Some lines of these records may hold the word "benefits"; state how many, using only the number.
====
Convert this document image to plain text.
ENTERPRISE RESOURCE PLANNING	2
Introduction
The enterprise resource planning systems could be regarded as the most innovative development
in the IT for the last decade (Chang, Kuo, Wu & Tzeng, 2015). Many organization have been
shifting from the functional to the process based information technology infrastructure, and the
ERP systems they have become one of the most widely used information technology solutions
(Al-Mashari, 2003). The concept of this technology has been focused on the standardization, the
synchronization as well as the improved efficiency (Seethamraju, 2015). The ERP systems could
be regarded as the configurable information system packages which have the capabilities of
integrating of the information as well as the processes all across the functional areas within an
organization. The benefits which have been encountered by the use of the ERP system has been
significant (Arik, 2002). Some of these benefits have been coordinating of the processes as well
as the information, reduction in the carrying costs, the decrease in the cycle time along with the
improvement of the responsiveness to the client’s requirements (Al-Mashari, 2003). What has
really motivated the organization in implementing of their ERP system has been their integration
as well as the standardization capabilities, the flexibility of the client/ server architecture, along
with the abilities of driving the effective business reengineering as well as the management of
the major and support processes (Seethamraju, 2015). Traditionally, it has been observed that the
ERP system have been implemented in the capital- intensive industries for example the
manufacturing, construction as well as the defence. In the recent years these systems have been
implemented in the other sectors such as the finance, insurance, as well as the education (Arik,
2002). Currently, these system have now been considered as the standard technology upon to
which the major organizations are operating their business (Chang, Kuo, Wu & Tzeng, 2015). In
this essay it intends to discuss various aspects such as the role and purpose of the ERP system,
====
== RESULT FOR THIS TASK ==
2